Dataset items
↓

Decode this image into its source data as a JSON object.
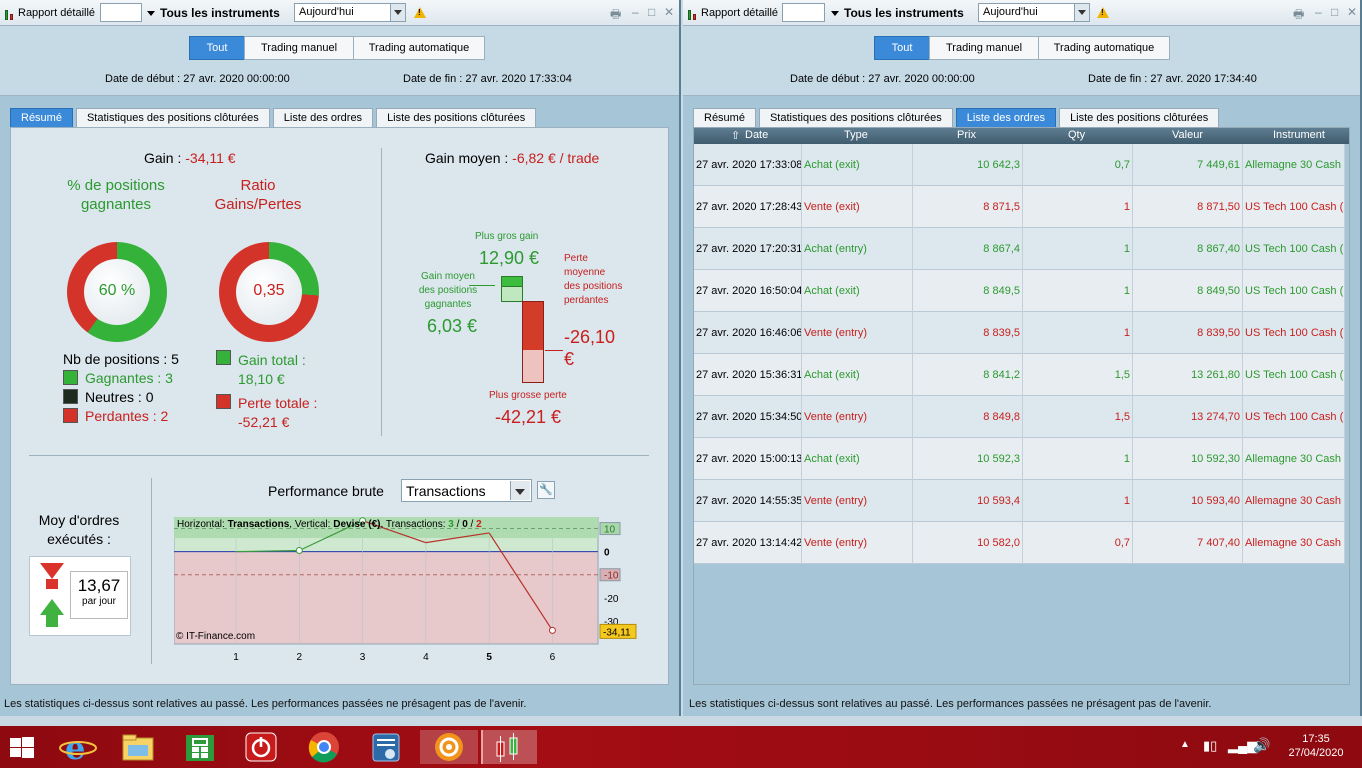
{
  "left": {
    "toolbar": {
      "report_label": "Rapport détaillé",
      "instruments": "Tous les instruments",
      "period": "Aujourd'hui"
    },
    "filter": {
      "buttons": [
        "Tout",
        "Trading manuel",
        "Trading automatique"
      ],
      "start_label": "Date de début :",
      "start_value": "27 avr. 2020 00:00:00",
      "end_label": "Date de fin :",
      "end_value": "27 avr. 2020 17:33:04"
    },
    "tabs": [
      "Résumé",
      "Statistiques des positions clôturées",
      "Liste des ordres",
      "Liste des positions clôturées"
    ],
    "summary": {
      "gain_label": "Gain :",
      "gain_value": "-34,11 €",
      "pct_title": "% de positions gagnantes",
      "pct_value": "60 %",
      "pct_fraction": 0.6,
      "ratio_title": "Ratio Gains/Pertes",
      "ratio_value": "0,35",
      "ratio_fraction": 0.26,
      "nb_positions": "Nb de positions : 5",
      "winners": "Gagnantes : 3",
      "neutral": "Neutres : 0",
      "losers": "Perdantes : 2",
      "gain_total_label": "Gain total :",
      "gain_total_value": "18,10 €",
      "perte_total_label": "Perte totale :",
      "perte_total_value": "-52,21 €",
      "avg_gain_label": "Gain moyen :",
      "avg_gain_value": "-6,82 € / trade",
      "best_gain_label": "Plus gros gain",
      "best_gain_value": "12,90 €",
      "avg_win_label": "Gain moyen des positions gagnantes",
      "avg_win_value": "6,03 €",
      "avg_loss_label": "Perte moyenne des positions perdantes",
      "avg_loss_value": "-26,10 €",
      "worst_loss_label": "Plus grosse perte",
      "worst_loss_value": "-42,21 €"
    },
    "orders": {
      "label": "Moy d'ordres exécutés :",
      "value": "13,67",
      "unit": "par jour"
    },
    "perf": {
      "title": "Performance brute",
      "select": "Transactions",
      "legend_h": "Horizontal:",
      "legend_h_val": "Transactions",
      "legend_v": ", Vertical:",
      "legend_v_val": "Devise (€)",
      "legend_t": ", Transactions:",
      "legend_n1": "3",
      "legend_sep1": "/",
      "legend_n2": "0",
      "legend_sep2": "/",
      "legend_n3": "2",
      "copyright": "© IT-Finance.com",
      "last_label": "-34,11"
    },
    "footer": "Les statistiques ci-dessus sont relatives au passé. Les performances passées ne présagent pas de l'avenir."
  },
  "chart_data": {
    "type": "line",
    "x": [
      0,
      1,
      2,
      3,
      4,
      5
    ],
    "y": [
      0,
      0.5,
      13.4,
      3.9,
      8.1,
      -34.11
    ],
    "xticks": [
      "1",
      "2",
      "3",
      "4",
      "5",
      "6"
    ],
    "yticks": [
      "10",
      "0",
      "-10",
      "-20",
      "-30"
    ],
    "ylim": [
      -40,
      15
    ]
  },
  "right": {
    "toolbar": {
      "report_label": "Rapport détaillé",
      "instruments": "Tous les instruments",
      "period": "Aujourd'hui"
    },
    "filter": {
      "buttons": [
        "Tout",
        "Trading manuel",
        "Trading automatique"
      ],
      "start_label": "Date de début :",
      "start_value": "27 avr. 2020 00:00:00",
      "end_label": "Date de fin :",
      "end_value": "27 avr. 2020 17:34:40"
    },
    "tabs": [
      "Résumé",
      "Statistiques des positions clôturées",
      "Liste des ordres",
      "Liste des positions clôturées"
    ],
    "columns": [
      "Date",
      "Type",
      "Prix",
      "Qty",
      "Valeur",
      "Instrument"
    ],
    "rows": [
      {
        "date": "27 avr. 2020 17:33:08",
        "type": "Achat (exit)",
        "prix": "10 642,3",
        "qty": "0,7",
        "valeur": "7 449,61",
        "instr": "Allemagne 30 Cash ...",
        "side": "buy"
      },
      {
        "date": "27 avr. 2020 17:28:43",
        "type": "Vente (exit)",
        "prix": "8 871,5",
        "qty": "1",
        "valeur": "8 871,50",
        "instr": "US Tech 100 Cash (...",
        "side": "sell"
      },
      {
        "date": "27 avr. 2020 17:20:31",
        "type": "Achat (entry)",
        "prix": "8 867,4",
        "qty": "1",
        "valeur": "8 867,40",
        "instr": "US Tech 100 Cash (...",
        "side": "buy"
      },
      {
        "date": "27 avr. 2020 16:50:04",
        "type": "Achat (exit)",
        "prix": "8 849,5",
        "qty": "1",
        "valeur": "8 849,50",
        "instr": "US Tech 100 Cash (...",
        "side": "buy"
      },
      {
        "date": "27 avr. 2020 16:46:06",
        "type": "Vente (entry)",
        "prix": "8 839,5",
        "qty": "1",
        "valeur": "8 839,50",
        "instr": "US Tech 100 Cash (...",
        "side": "sell"
      },
      {
        "date": "27 avr. 2020 15:36:31",
        "type": "Achat (exit)",
        "prix": "8 841,2",
        "qty": "1,5",
        "valeur": "13 261,80",
        "instr": "US Tech 100 Cash (...",
        "side": "buy"
      },
      {
        "date": "27 avr. 2020 15:34:50",
        "type": "Vente (entry)",
        "prix": "8 849,8",
        "qty": "1,5",
        "valeur": "13 274,70",
        "instr": "US Tech 100 Cash (...",
        "side": "sell"
      },
      {
        "date": "27 avr. 2020 15:00:13",
        "type": "Achat (exit)",
        "prix": "10 592,3",
        "qty": "1",
        "valeur": "10 592,30",
        "instr": "Allemagne 30 Cash ...",
        "side": "buy"
      },
      {
        "date": "27 avr. 2020 14:55:35",
        "type": "Vente (entry)",
        "prix": "10 593,4",
        "qty": "1",
        "valeur": "10 593,40",
        "instr": "Allemagne 30 Cash ...",
        "side": "sell"
      },
      {
        "date": "27 avr. 2020 13:14:42",
        "type": "Vente (entry)",
        "prix": "10 582,0",
        "qty": "0,7",
        "valeur": "7 407,40",
        "instr": "Allemagne 30 Cash ...",
        "side": "sell"
      }
    ],
    "footer": "Les statistiques ci-dessus sont relatives au passé. Les performances passées ne présagent pas de l'avenir."
  },
  "taskbar": {
    "apps": [
      "windows-start-icon",
      "internet-explorer-icon",
      "file-explorer-icon",
      "store-icon",
      "power-app-icon",
      "chrome-icon",
      "control-panel-icon",
      "settings-wheel-icon",
      "trading-app-icon"
    ],
    "time": "17:35",
    "date": "27/04/2020"
  },
  "colors": {
    "accent": "#3b8ad9",
    "gain": "#2c9a2f",
    "loss": "#c8201d",
    "taskbar": "#a40d14"
  }
}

↑

What you have to do
Set every line down exactly as written, leaving each picture out.

Answer to this problem
Decode this image into its source data as a JSON object.
{
  "left": {
    "toolbar": {
      "report_label": "Rapport détaillé",
      "instruments": "Tous les instruments",
      "period": "Aujourd'hui"
    },
    "filter": {
      "buttons": [
        "Tout",
        "Trading manuel",
        "Trading automatique"
      ],
      "start_label": "Date de début :",
      "start_value": "27 avr. 2020 00:00:00",
      "end_label": "Date de fin :",
      "end_value": "27 avr. 2020 17:33:04"
    },
    "tabs": [
      "Résumé",
      "Statistiques des positions clôturées",
      "Liste des ordres",
      "Liste des positions clôturées"
    ],
    "summary": {
      "gain_label": "Gain :",
      "gain_value": "-34,11 €",
      "pct_title": "% de positions gagnantes",
      "pct_value": "60 %",
      "pct_fraction": 0.6,
      "ratio_title": "Ratio Gains/Pertes",
      "ratio_value": "0,35",
      "ratio_fraction": 0.26,
      "nb_positions": "Nb de positions : 5",
      "winners": "Gagnantes : 3",
      "neutral": "Neutres : 0",
      "losers": "Perdantes : 2",
      "gain_total_label": "Gain total :",
      "gain_total_value": "18,10 €",
      "perte_total_label": "Perte totale :",
      "perte_total_value": "-52,21 €",
      "avg_gain_label": "Gain moyen :",
      "avg_gain_value": "-6,82 € / trade",
      "best_gain_label": "Plus gros gain",
      "best_gain_value": "12,90 €",
      "avg_win_label": "Gain moyen des positions gagnantes",
      "avg_win_value": "6,03 €",
      "avg_loss_label": "Perte moyenne des positions perdantes",
      "avg_loss_value": "-26,10 €",
      "worst_loss_label": "Plus grosse perte",
      "worst_loss_value": "-42,21 €"
    },
    "orders": {
      "label": "Moy d'ordres exécutés :",
      "value": "13,67",
      "unit": "par jour"
    },
    "perf": {
      "title": "Performance brute",
      "select": "Transactions",
      "legend_h": "Horizontal:",
      "legend_h_val": "Transactions",
      "legend_v": ", Vertical:",
      "legend_v_val": "Devise (€)",
      "legend_t": ", Transactions:",
      "legend_n1": "3",
      "legend_sep1": "/",
      "legend_n2": "0",
      "legend_sep2": "/",
      "legend_n3": "2",
      "copyright": "© IT-Finance.com",
      "last_label": "-34,11"
    },
    "footer": "Les statistiques ci-dessus sont relatives au passé. Les performances passées ne présagent pas de l'avenir."
  },
  "chart_data": {
    "type": "line",
    "x": [
      0,
      1,
      2,
      3,
      4,
      5
    ],
    "y": [
      0,
      0.5,
      13.4,
      3.9,
      8.1,
      -34.11
    ],
    "xticks": [
      "1",
      "2",
      "3",
      "4",
      "5",
      "6"
    ],
    "yticks": [
      "10",
      "0",
      "-10",
      "-20",
      "-30"
    ],
    "ylim": [
      -40,
      15
    ]
  },
  "right": {
    "toolbar": {
      "report_label": "Rapport détaillé",
      "instruments": "Tous les instruments",
      "period": "Aujourd'hui"
    },
    "filter": {
      "buttons": [
        "Tout",
        "Trading manuel",
        "Trading automatique"
      ],
      "start_label": "Date de début :",
      "start_value": "27 avr. 2020 00:00:00",
      "end_label": "Date de fin :",
      "end_value": "27 avr. 2020 17:34:40"
    },
    "tabs": [
      "Résumé",
      "Statistiques des positions clôturées",
      "Liste des ordres",
      "Liste des positions clôturées"
    ],
    "columns": [
      "Date",
      "Type",
      "Prix",
      "Qty",
      "Valeur",
      "Instrument"
    ],
    "rows": [
      {
        "date": "27 avr. 2020 17:33:08",
        "type": "Achat (exit)",
        "prix": "10 642,3",
        "qty": "0,7",
        "valeur": "7 449,61",
        "instr": "Allemagne 30 Cash ...",
        "side": "buy"
      },
      {
        "date": "27 avr. 2020 17:28:43",
        "type": "Vente (exit)",
        "prix": "8 871,5",
        "qty": "1",
        "valeur": "8 871,50",
        "instr": "US Tech 100 Cash (...",
        "side": "sell"
      },
      {
        "date": "27 avr. 2020 17:20:31",
        "type": "Achat (entry)",
        "prix": "8 867,4",
        "qty": "1",
        "valeur": "8 867,40",
        "instr": "US Tech 100 Cash (...",
        "side": "buy"
      },
      {
        "date": "27 avr. 2020 16:50:04",
        "type": "Achat (exit)",
        "prix": "8 849,5",
        "qty": "1",
        "valeur": "8 849,50",
        "instr": "US Tech 100 Cash (...",
        "side": "buy"
      },
      {
        "date": "27 avr. 2020 16:46:06",
        "type": "Vente (entry)",
        "prix": "8 839,5",
        "qty": "1",
        "valeur": "8 839,50",
        "instr": "US Tech 100 Cash (...",
        "side": "sell"
      },
      {
        "date": "27 avr. 2020 15:36:31",
        "type": "Achat (exit)",
        "prix": "8 841,2",
        "qty": "1,5",
        "valeur": "13 261,80",
        "instr": "US Tech 100 Cash (...",
        "side": "buy"
      },
      {
        "date": "27 avr. 2020 15:34:50",
        "type": "Vente (entry)",
        "prix": "8 849,8",
        "qty": "1,5",
        "valeur": "13 274,70",
        "instr": "US Tech 100 Cash (...",
        "side": "sell"
      },
      {
        "date": "27 avr. 2020 15:00:13",
        "type": "Achat (exit)",
        "prix": "10 592,3",
        "qty": "1",
        "valeur": "10 592,30",
        "instr": "Allemagne 30 Cash ...",
        "side": "buy"
      },
      {
        "date": "27 avr. 2020 14:55:35",
        "type": "Vente (entry)",
        "prix": "10 593,4",
        "qty": "1",
        "valeur": "10 593,40",
        "instr": "Allemagne 30 Cash ...",
        "side": "sell"
      },
      {
        "date": "27 avr. 2020 13:14:42",
        "type": "Vente (entry)",
        "prix": "10 582,0",
        "qty": "0,7",
        "valeur": "7 407,40",
        "instr": "Allemagne 30 Cash ...",
        "side": "sell"
      }
    ],
    "footer": "Les statistiques ci-dessus sont relatives au passé. Les performances passées ne présagent pas de l'avenir."
  },
  "taskbar": {
    "apps": [
      "windows-start-icon",
      "internet-explorer-icon",
      "file-explorer-icon",
      "store-icon",
      "power-app-icon",
      "chrome-icon",
      "control-panel-icon",
      "settings-wheel-icon",
      "trading-app-icon"
    ],
    "time": "17:35",
    "date": "27/04/2020"
  },
  "colors": {
    "accent": "#3b8ad9",
    "gain": "#2c9a2f",
    "loss": "#c8201d",
    "taskbar": "#a40d14"
  }
}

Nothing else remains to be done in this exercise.